Data listing:
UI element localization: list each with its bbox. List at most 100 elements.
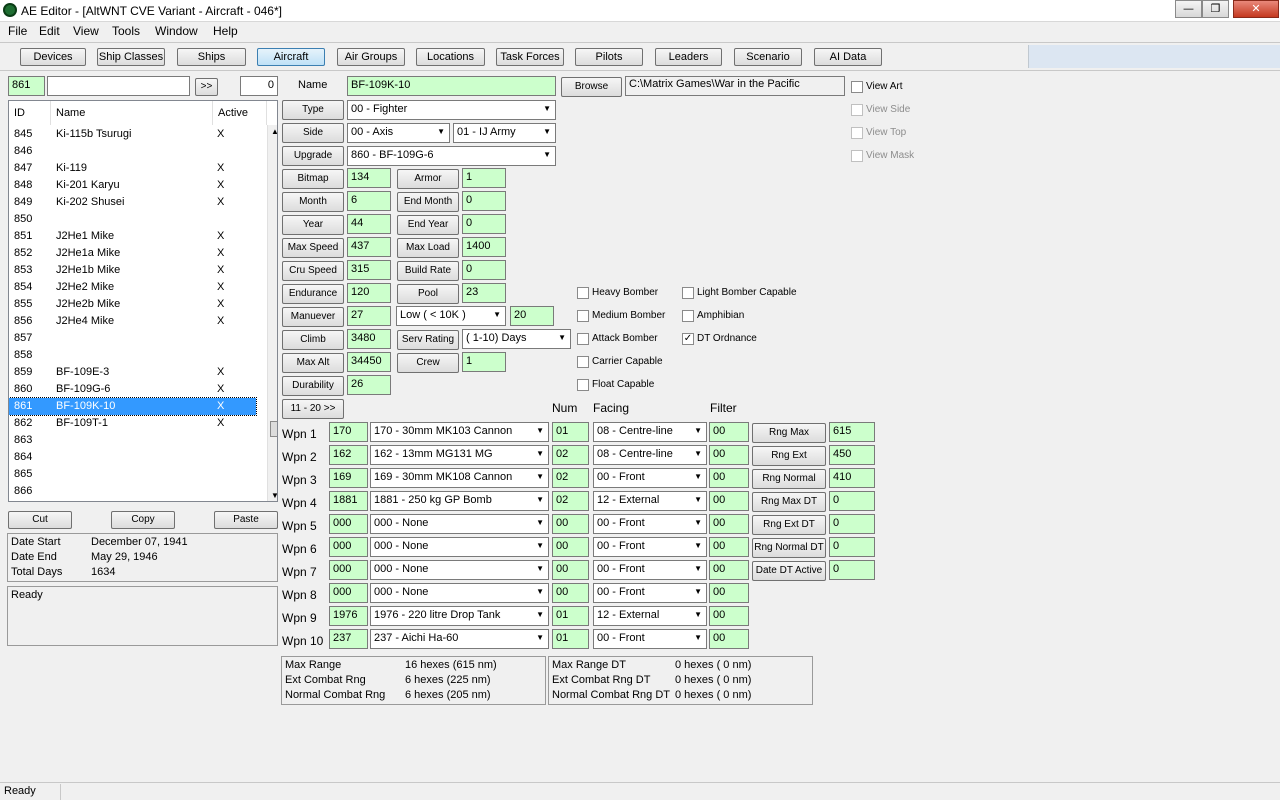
max-load-field[interactable]: 1400	[462, 237, 506, 257]
scroll-thumb[interactable]	[270, 421, 277, 437]
table-row[interactable]: 858	[9, 347, 256, 364]
facing-dropdown[interactable]: 00 - Front ▼	[593, 468, 707, 488]
month-field[interactable]: 6	[347, 191, 391, 211]
toolbar-ship-classes-button[interactable]: Ship Classes	[97, 48, 165, 66]
role-flag-checkbox[interactable]	[577, 287, 589, 299]
weapon-id-field[interactable]: 000	[329, 560, 368, 580]
column-header-id[interactable]: ID	[9, 101, 51, 125]
weapon-num-field[interactable]: 02	[552, 468, 589, 488]
weapon-id-field[interactable]: 237	[329, 629, 368, 649]
toolbar-ai-data-button[interactable]: AI Data	[814, 48, 882, 66]
name-search-field[interactable]	[47, 76, 190, 96]
table-row[interactable]: 847 Ki-119 X	[9, 160, 256, 177]
table-row[interactable]: 851 J2He1 Mike X	[9, 228, 256, 245]
menu-edit[interactable]: Edit	[39, 24, 60, 38]
weapon-dropdown[interactable]: 000 - None ▼	[370, 514, 549, 534]
altitude-band-dropdown[interactable]: Low ( < 10K ) ▼	[396, 306, 506, 326]
title-bar[interactable]: AE Editor - [AltWNT CVE Variant - Aircra…	[0, 0, 1280, 22]
weapon-dropdown[interactable]: 170 - 30mm MK103 Cannon ▼	[370, 422, 549, 442]
weapon-dropdown[interactable]: 1881 - 250 kg GP Bomb ▼	[370, 491, 549, 511]
end-month-field[interactable]: 0	[462, 191, 506, 211]
serv-rating-button[interactable]: Serv Rating	[397, 330, 459, 350]
table-row[interactable]: 857	[9, 330, 256, 347]
toolbar-air-groups-button[interactable]: Air Groups	[337, 48, 405, 66]
table-row[interactable]: 861 BF-109K-10 X	[9, 397, 257, 416]
weapon-id-field[interactable]: 000	[329, 583, 368, 603]
id-search-field[interactable]: 861	[8, 76, 45, 96]
table-row[interactable]: 846	[9, 143, 256, 160]
bitmap-button[interactable]: Bitmap	[282, 169, 344, 189]
nation-dropdown[interactable]: 01 - IJ Army ▼	[453, 123, 556, 143]
serv-rating-dropdown[interactable]: ( 1-10) Days ▼	[462, 329, 571, 349]
table-row[interactable]: 848 Ki-201 Karyu X	[9, 177, 256, 194]
weapon-filter-field[interactable]: 00	[709, 583, 749, 603]
menu-view[interactable]: View	[73, 24, 99, 38]
toolbar-locations-button[interactable]: Locations	[416, 48, 485, 66]
weapon-num-field[interactable]: 02	[552, 445, 589, 465]
weapon-num-field[interactable]: 00	[552, 583, 589, 603]
role-flag-checkbox[interactable]	[577, 310, 589, 322]
weapon-id-field[interactable]: 000	[329, 537, 368, 557]
max-alt-field[interactable]: 34450	[347, 352, 391, 372]
cru-speed-button[interactable]: Cru Speed	[282, 261, 344, 281]
toolbar-pilots-button[interactable]: Pilots	[575, 48, 643, 66]
role-flag-checkbox[interactable]	[577, 379, 589, 391]
table-row[interactable]: 855 J2He2b Mike X	[9, 296, 256, 313]
range-field[interactable]: 0	[829, 514, 875, 534]
weapon-dropdown[interactable]: 000 - None ▼	[370, 583, 549, 603]
scroll-down-icon[interactable]: ▼	[271, 491, 277, 500]
menu-help[interactable]: Help	[213, 24, 238, 38]
table-row[interactable]: 859 BF-109E-3 X	[9, 364, 256, 381]
end-year-field[interactable]: 0	[462, 214, 506, 234]
weapon-id-field[interactable]: 000	[329, 514, 368, 534]
year-button[interactable]: Year	[282, 215, 344, 235]
weapon-num-field[interactable]: 02	[552, 491, 589, 511]
toolbar-leaders-button[interactable]: Leaders	[655, 48, 722, 66]
max-alt-button[interactable]: Max Alt	[282, 353, 344, 373]
table-row[interactable]: 850	[9, 211, 256, 228]
view-option-checkbox[interactable]	[851, 104, 863, 116]
toolbar-aircraft-button[interactable]: Aircraft	[257, 48, 325, 66]
menu-file[interactable]: File	[8, 24, 27, 38]
role-flag-checkbox[interactable]	[682, 310, 694, 322]
range-button[interactable]: Rng Max DT	[752, 492, 826, 512]
facing-dropdown[interactable]: 12 - External ▼	[593, 606, 707, 626]
weapon-num-field[interactable]: 00	[552, 514, 589, 534]
pool-field[interactable]: 23	[462, 283, 506, 303]
month-button[interactable]: Month	[282, 192, 344, 212]
toolbar-scenario-button[interactable]: Scenario	[734, 48, 802, 66]
paste-button[interactable]: Paste	[214, 511, 278, 529]
end-year-button[interactable]: End Year	[397, 215, 459, 235]
manuever-button[interactable]: Manuever	[282, 307, 344, 327]
weapon-id-field[interactable]: 1881	[329, 491, 368, 511]
table-row[interactable]: 864	[9, 449, 256, 466]
role-flag-checkbox[interactable]	[682, 287, 694, 299]
bitmap-field[interactable]: 134	[347, 168, 391, 188]
weapon-dropdown[interactable]: 169 - 30mm MK108 Cannon ▼	[370, 468, 549, 488]
menu-tools[interactable]: Tools	[112, 24, 140, 38]
weapon-num-field[interactable]: 01	[552, 606, 589, 626]
weapon-id-field[interactable]: 162	[329, 445, 368, 465]
range-button[interactable]: Rng Max	[752, 423, 826, 443]
range-button[interactable]: Date DT Active	[752, 561, 826, 581]
toolbar-devices-button[interactable]: Devices	[20, 48, 86, 66]
toolbar-ships-button[interactable]: Ships	[177, 48, 246, 66]
weapon-filter-field[interactable]: 00	[709, 514, 749, 534]
weapon-dropdown[interactable]: 000 - None ▼	[370, 560, 549, 580]
range-field[interactable]: 0	[829, 537, 875, 557]
pool-button[interactable]: Pool	[397, 284, 459, 304]
aircraft-list[interactable]: ID Name Active 845 Ki-115b Tsurugi X 846 847…	[8, 100, 278, 502]
weapon-filter-field[interactable]: 00	[709, 491, 749, 511]
max-load-button[interactable]: Max Load	[397, 238, 459, 258]
weapon-filter-field[interactable]: 00	[709, 422, 749, 442]
weapon-filter-field[interactable]: 00	[709, 468, 749, 488]
crew-field[interactable]: 1	[462, 352, 506, 372]
weapon-num-field[interactable]: 00	[552, 560, 589, 580]
facing-dropdown[interactable]: 00 - Front ▼	[593, 514, 707, 534]
browse-button[interactable]: Browse	[561, 77, 622, 97]
table-row[interactable]: 865	[9, 466, 256, 483]
weapon-id-field[interactable]: 169	[329, 468, 368, 488]
column-header-active[interactable]: Active	[213, 101, 267, 125]
facing-dropdown[interactable]: 08 - Centre-line ▼	[593, 422, 707, 442]
weapon-filter-field[interactable]: 00	[709, 606, 749, 626]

Directions for this task: In the listing, rename "table-row" to "list-row" and give the lines again, from the line with "237, 506, 257]" up to and including the line with "weapon-dropdown[interactable]: 170 - 30mm", leaving everything else unchanged.

Answer to the exercise:
max-load-field[interactable]: 1400	[462, 237, 506, 257]
scroll-thumb[interactable]	[270, 421, 277, 437]
list-row[interactable]: 858	[9, 347, 256, 364]
facing-dropdown[interactable]: 00 - Front ▼	[593, 468, 707, 488]
month-field[interactable]: 6	[347, 191, 391, 211]
toolbar-ship-classes-button[interactable]: Ship Classes	[97, 48, 165, 66]
role-flag-checkbox[interactable]	[577, 287, 589, 299]
weapon-id-field[interactable]: 000	[329, 560, 368, 580]
column-header-id[interactable]: ID	[9, 101, 51, 125]
weapon-num-field[interactable]: 02	[552, 468, 589, 488]
weapon-id-field[interactable]: 237	[329, 629, 368, 649]
toolbar-ai-data-button[interactable]: AI Data	[814, 48, 882, 66]
name-search-field[interactable]	[47, 76, 190, 96]
list-row[interactable]: 847 Ki-119 X	[9, 160, 256, 177]
list-row[interactable]: 851 J2He1 Mike X	[9, 228, 256, 245]
menu-edit[interactable]: Edit	[39, 24, 60, 38]
weapon-dropdown[interactable]: 000 - None ▼	[370, 514, 549, 534]
altitude-band-dropdown[interactable]: Low ( < 10K ) ▼	[396, 306, 506, 326]
title-bar[interactable]: AE Editor - [AltWNT CVE Variant - Aircra…	[0, 0, 1280, 22]
weapon-dropdown[interactable]: 170 - 30mm MK103 Cannon ▼	[370, 422, 549, 442]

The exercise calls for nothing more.